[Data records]
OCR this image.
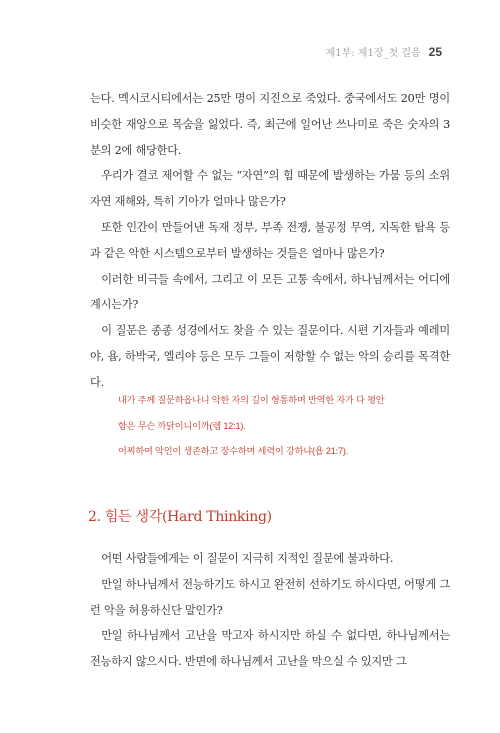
제1부: 제1장_첫 걸음 25

는다. 멕시코시티에서는 25만 명이 지진으로 죽었다. 중국에서도 20만 명이 비슷한 재앙으로 목숨을 잃었다. 즉, 최근에 일어난 쓰나미로 죽은 숫자의 3분의 2에 해당한다.

우리가 결코 제어할 수 없는 “자연”의 힘 때문에 발생하는 가뭄 등의 소위 자연 재해와, 특히 기아가 얼마나 많은가?

또한 인간이 만들어낸 독재 정부, 부족 전쟁, 불공정 무역, 지독한 탐욕 등과 같은 악한 시스템으로부터 발생하는 것들은 얼마나 많은가?

이러한 비극들 속에서, 그리고 이 모든 고통 속에서, 하나님께서는 어디에 계시는가?

이 질문은 종종 성경에서도 찾을 수 있는 질문이다. 시편 기자들과 예레미야, 욥, 하박국, 엘리야 등은 모두 그들이 저항할 수 없는 악의 승리를 목격한다.

내가 주께 질문하옵나니 악한 자의 길이 형통하며 반역한 자가 다 평안

함은 무슨 까닭이니이까(렘 12:1).

어찌하여 악인이 생존하고 장수하며 세력이 강하냐(욥 21:7).

2. 힘든 생각(Hard Thinking)

어떤 사람들에게는 이 질문이 지극히 지적인 질문에 불과하다.

만일 하나님께서 전능하기도 하시고 완전히 선하기도 하시다면, 어떻게 그런 악을 허용하신단 말인가?

만일 하나님께서 고난을 막고자 하시지만 하실 수 없다면, 하나님께서는 전능하지 않으시다. 반면에 하나님께서 고난을 막으실 수 있지만 그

§ Written problem
Write out the material above once more, exactly as it reads, with no pictures.

§ Output
OCR this image.
제1부: 제1장_첫 걸음 25

는다. 멕시코시티에서는 25만 명이 지진으로 죽었다. 중국에서도 20만 명이 비슷한 재앙으로 목숨을 잃었다. 즉, 최근에 일어난 쓰나미로 죽은 숫자의 3분의 2에 해당한다.

우리가 결코 제어할 수 없는 “자연”의 힘 때문에 발생하는 가뭄 등의 소위 자연 재해와, 특히 기아가 얼마나 많은가?

또한 인간이 만들어낸 독재 정부, 부족 전쟁, 불공정 무역, 지독한 탐욕 등과 같은 악한 시스템으로부터 발생하는 것들은 얼마나 많은가?

이러한 비극들 속에서, 그리고 이 모든 고통 속에서, 하나님께서는 어디에 계시는가?

이 질문은 종종 성경에서도 찾을 수 있는 질문이다. 시편 기자들과 예레미야, 욥, 하박국, 엘리야 등은 모두 그들이 저항할 수 없는 악의 승리를 목격한다.

내가 주께 질문하옵나니 악한 자의 길이 형통하며 반역한 자가 다 평안

함은 무슨 까닭이니이까(렘 12:1).

어찌하여 악인이 생존하고 장수하며 세력이 강하냐(욥 21:7).

2. 힘든 생각(Hard Thinking)

어떤 사람들에게는 이 질문이 지극히 지적인 질문에 불과하다.

만일 하나님께서 전능하기도 하시고 완전히 선하기도 하시다면, 어떻게 그런 악을 허용하신단 말인가?

만일 하나님께서 고난을 막고자 하시지만 하실 수 없다면, 하나님께서는 전능하지 않으시다. 반면에 하나님께서 고난을 막으실 수 있지만 그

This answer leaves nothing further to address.